Task:
Say how many lines hold the string "structured"; please write nothing but the number.

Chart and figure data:
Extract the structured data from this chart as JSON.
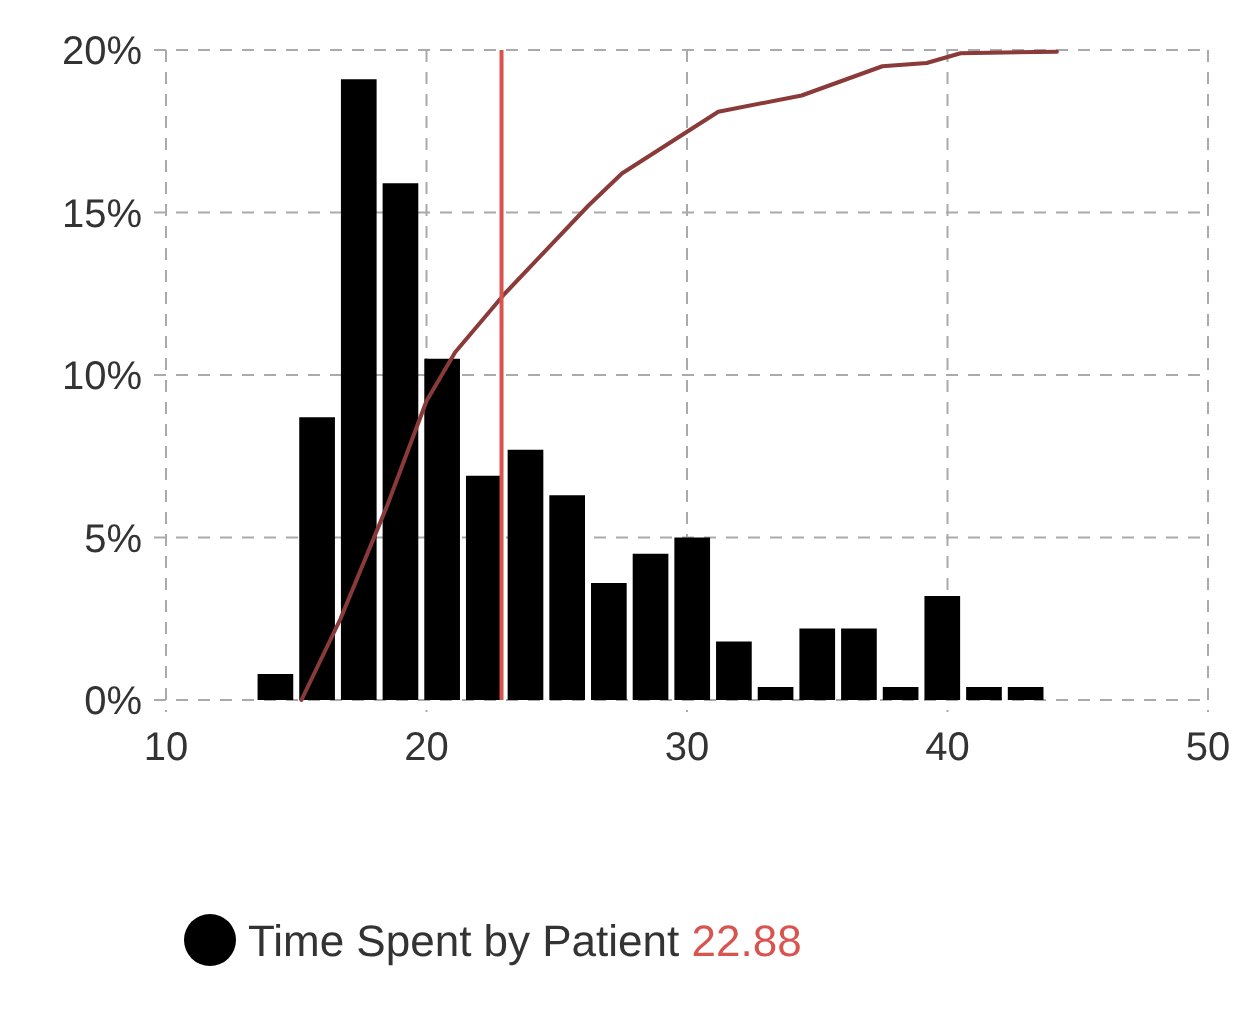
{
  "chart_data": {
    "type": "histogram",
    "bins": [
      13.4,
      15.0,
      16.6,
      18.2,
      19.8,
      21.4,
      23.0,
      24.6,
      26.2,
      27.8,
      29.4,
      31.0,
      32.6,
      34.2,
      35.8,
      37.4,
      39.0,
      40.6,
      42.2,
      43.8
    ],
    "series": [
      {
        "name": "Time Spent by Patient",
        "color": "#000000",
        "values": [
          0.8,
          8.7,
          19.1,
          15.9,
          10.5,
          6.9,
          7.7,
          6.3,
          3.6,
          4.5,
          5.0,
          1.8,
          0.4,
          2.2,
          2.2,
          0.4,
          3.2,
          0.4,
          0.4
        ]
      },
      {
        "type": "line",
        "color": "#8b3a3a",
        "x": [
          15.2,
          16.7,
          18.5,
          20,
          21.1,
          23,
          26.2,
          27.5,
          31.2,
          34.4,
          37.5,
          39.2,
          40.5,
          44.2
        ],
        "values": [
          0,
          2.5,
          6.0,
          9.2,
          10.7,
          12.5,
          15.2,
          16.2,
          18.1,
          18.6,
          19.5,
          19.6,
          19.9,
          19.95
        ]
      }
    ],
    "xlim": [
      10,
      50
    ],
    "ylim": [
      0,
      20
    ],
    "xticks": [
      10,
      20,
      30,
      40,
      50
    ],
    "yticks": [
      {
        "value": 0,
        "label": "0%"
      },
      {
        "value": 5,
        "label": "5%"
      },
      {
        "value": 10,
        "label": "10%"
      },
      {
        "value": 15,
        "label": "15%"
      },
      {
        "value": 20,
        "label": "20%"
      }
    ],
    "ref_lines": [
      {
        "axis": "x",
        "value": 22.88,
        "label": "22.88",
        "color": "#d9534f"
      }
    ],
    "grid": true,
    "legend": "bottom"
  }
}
--
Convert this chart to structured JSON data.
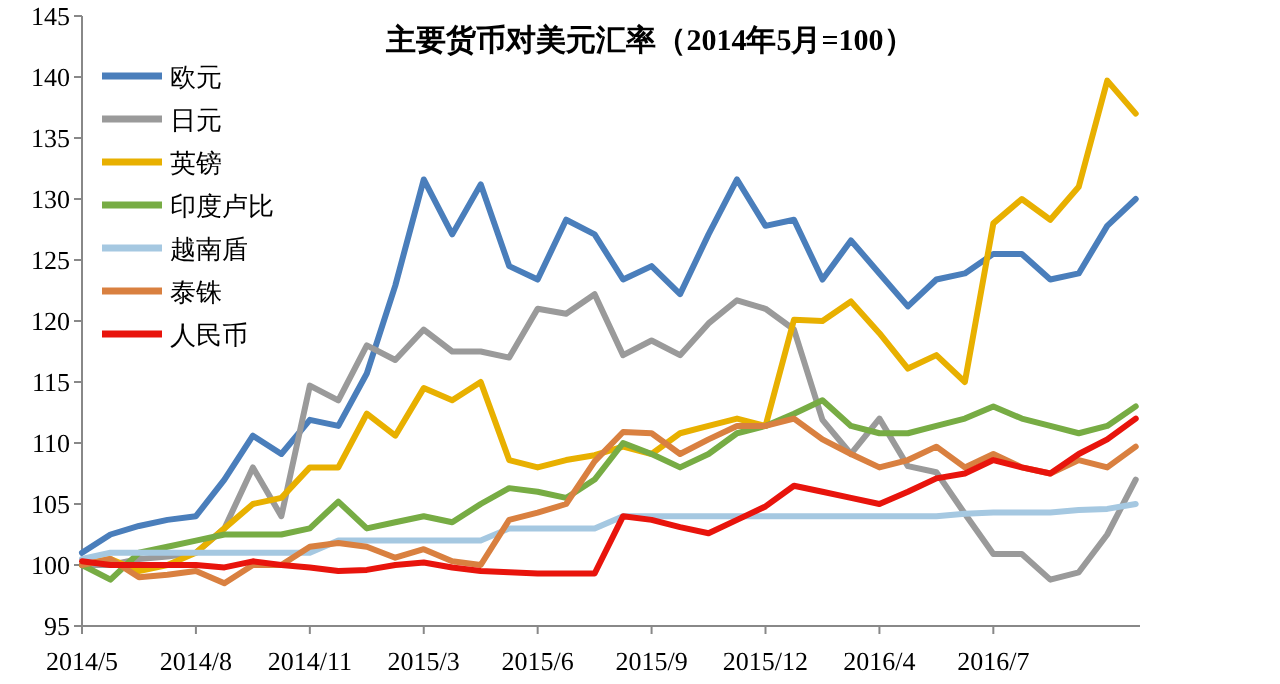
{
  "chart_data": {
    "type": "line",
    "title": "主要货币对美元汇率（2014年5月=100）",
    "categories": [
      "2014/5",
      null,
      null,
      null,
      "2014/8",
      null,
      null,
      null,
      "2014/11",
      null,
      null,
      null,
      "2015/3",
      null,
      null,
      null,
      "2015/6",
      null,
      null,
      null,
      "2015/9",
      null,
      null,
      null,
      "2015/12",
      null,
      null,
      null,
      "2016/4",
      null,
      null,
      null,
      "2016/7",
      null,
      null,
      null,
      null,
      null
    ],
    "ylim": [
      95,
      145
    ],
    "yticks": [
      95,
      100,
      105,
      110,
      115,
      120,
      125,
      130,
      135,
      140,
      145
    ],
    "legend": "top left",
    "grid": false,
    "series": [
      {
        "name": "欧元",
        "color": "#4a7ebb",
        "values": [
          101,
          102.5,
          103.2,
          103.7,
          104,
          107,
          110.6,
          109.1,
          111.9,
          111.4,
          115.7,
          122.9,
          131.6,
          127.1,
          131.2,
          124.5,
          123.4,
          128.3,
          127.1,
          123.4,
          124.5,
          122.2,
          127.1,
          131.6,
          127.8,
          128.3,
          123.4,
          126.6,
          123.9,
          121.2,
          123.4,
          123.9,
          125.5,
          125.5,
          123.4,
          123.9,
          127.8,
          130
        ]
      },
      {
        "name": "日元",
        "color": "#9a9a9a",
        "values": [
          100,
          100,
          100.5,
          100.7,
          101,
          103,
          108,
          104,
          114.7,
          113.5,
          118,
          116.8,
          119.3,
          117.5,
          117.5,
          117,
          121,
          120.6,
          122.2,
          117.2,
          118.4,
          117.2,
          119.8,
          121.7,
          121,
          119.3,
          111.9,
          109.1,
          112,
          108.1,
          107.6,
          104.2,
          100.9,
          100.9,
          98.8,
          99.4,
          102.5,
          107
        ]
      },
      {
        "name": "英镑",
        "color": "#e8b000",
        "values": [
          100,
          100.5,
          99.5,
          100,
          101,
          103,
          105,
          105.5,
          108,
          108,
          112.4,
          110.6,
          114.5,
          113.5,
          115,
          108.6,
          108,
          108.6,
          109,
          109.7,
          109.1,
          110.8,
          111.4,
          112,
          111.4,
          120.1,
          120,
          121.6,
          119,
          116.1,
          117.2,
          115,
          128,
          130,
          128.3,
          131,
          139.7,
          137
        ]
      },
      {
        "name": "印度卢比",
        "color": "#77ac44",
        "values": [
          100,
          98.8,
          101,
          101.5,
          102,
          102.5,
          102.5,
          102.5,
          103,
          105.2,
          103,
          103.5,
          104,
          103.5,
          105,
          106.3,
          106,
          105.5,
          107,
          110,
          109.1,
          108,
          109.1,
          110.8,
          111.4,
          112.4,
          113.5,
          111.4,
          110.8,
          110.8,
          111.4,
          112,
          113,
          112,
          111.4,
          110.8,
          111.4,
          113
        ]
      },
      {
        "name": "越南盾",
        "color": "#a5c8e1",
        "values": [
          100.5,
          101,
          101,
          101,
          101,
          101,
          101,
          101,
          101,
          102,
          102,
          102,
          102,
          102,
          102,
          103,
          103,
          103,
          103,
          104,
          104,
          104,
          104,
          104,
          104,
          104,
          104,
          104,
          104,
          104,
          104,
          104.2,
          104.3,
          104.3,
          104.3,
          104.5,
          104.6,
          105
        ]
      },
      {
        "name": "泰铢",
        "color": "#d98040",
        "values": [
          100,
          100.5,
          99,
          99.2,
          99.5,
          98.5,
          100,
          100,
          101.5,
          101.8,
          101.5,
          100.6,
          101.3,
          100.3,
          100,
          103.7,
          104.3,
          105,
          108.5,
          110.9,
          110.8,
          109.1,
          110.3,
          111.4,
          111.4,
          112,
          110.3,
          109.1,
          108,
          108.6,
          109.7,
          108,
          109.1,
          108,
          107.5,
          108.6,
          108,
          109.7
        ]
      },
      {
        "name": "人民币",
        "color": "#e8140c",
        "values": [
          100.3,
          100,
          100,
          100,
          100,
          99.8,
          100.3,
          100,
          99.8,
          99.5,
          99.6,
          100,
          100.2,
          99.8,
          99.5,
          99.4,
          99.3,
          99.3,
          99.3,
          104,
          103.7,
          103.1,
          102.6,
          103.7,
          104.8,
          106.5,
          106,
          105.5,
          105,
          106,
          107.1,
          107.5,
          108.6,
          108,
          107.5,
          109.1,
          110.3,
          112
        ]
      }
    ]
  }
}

Solution for this exercise:
2